Work to be completed
Your task is to print the material below exactly as presented.

====== Input records ======

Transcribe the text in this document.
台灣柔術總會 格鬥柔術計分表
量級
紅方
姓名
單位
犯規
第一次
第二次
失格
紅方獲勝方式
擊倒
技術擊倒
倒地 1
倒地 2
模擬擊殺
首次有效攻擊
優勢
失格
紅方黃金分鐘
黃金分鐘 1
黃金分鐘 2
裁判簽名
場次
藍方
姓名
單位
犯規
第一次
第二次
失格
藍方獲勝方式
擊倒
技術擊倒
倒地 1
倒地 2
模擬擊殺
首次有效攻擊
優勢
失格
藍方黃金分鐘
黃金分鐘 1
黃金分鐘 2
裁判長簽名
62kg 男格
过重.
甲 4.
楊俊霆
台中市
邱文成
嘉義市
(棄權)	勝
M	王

======

Response
Transcribe the text in this document.
台灣柔術總會 格鬥柔術計分表
量級
紅方
姓名
單位
犯規
第一次
第二次
失格
紅方獲勝方式
擊倒
技術擊倒
倒地 1
倒地 2
模擬擊殺
首次有效攻擊
優勢
失格
紅方黃金分鐘
黃金分鐘 1
黃金分鐘 2
裁判簽名
場次
藍方
姓名
單位
犯規
第一次
第二次
失格
藍方獲勝方式
擊倒
技術擊倒
倒地 1
倒地 2
模擬擊殺
首次有效攻擊
優勢
失格
藍方黃金分鐘
黃金分鐘 1
黃金分鐘 2
裁判長簽名
62kg 男格
过重.
甲 4.
楊俊霆
台中市
邱文成
嘉義市
(棄權)	勝
M	王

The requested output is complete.